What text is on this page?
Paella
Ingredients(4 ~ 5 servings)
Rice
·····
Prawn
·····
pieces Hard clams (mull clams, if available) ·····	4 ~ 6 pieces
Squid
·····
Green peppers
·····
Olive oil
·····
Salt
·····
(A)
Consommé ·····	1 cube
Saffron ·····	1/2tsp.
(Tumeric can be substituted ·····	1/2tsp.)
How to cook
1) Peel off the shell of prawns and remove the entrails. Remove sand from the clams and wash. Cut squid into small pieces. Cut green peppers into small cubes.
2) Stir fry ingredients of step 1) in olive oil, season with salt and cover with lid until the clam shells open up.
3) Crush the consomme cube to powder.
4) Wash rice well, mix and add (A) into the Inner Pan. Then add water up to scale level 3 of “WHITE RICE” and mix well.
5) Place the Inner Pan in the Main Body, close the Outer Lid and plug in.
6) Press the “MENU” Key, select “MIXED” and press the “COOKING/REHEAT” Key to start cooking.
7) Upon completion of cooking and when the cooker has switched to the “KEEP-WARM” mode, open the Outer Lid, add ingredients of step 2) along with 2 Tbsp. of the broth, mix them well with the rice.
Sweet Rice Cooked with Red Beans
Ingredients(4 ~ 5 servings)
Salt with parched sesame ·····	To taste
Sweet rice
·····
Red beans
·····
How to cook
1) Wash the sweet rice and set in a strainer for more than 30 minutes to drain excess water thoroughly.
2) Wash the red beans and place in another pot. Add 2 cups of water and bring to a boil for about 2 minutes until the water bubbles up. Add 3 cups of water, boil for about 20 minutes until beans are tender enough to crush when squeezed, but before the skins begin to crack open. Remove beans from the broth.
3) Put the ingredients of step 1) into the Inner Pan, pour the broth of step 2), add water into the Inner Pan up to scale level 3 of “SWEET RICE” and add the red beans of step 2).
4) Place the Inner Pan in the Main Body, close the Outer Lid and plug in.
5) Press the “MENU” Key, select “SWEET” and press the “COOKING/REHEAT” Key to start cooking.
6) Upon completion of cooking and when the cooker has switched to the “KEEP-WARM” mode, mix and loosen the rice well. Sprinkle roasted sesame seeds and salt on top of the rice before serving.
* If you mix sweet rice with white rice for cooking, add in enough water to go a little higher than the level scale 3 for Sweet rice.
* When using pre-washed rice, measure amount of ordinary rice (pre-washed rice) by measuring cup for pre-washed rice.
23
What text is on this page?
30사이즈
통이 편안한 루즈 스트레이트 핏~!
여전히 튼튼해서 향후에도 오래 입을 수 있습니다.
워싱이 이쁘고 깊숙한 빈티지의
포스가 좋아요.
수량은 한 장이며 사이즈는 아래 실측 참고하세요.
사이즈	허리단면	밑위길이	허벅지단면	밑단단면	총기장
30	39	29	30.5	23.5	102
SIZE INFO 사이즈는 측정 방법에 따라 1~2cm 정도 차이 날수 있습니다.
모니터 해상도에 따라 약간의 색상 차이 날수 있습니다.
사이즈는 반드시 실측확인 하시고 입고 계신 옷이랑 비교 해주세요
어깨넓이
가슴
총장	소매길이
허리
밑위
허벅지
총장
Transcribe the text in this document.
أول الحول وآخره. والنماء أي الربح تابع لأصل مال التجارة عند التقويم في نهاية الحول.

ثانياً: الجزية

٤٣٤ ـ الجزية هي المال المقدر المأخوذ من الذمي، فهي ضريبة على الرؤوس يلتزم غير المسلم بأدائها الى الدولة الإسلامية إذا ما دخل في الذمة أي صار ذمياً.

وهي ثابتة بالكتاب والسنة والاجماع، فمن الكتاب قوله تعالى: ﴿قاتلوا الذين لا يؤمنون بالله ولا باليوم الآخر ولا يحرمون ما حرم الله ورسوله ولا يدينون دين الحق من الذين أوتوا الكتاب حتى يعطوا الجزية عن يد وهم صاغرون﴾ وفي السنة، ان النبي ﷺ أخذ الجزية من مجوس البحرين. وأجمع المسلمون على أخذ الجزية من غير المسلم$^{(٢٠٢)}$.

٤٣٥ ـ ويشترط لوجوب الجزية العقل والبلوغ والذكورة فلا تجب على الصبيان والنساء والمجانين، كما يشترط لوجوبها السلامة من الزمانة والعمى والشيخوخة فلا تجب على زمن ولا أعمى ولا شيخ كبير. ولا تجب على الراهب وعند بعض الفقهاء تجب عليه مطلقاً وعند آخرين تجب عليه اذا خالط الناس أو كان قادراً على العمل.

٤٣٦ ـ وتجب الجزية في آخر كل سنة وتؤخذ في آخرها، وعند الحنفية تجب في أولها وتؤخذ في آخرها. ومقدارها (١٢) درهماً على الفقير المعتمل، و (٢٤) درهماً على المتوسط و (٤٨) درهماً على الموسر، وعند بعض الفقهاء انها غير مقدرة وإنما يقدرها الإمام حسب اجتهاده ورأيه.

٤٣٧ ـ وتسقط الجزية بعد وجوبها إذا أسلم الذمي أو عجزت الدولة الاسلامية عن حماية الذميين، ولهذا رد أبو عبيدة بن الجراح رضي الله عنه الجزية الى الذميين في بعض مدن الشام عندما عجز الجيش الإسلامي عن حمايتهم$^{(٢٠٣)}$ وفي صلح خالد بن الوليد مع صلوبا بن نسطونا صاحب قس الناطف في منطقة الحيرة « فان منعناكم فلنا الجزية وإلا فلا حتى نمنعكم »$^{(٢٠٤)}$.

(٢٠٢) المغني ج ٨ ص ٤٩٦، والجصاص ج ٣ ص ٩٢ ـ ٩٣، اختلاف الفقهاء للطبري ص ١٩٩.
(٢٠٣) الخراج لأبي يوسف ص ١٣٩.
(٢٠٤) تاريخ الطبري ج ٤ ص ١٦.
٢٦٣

-.-.-

Task — Only the number is wanted: how many lines in the data include the string "وعند"?

Response — 2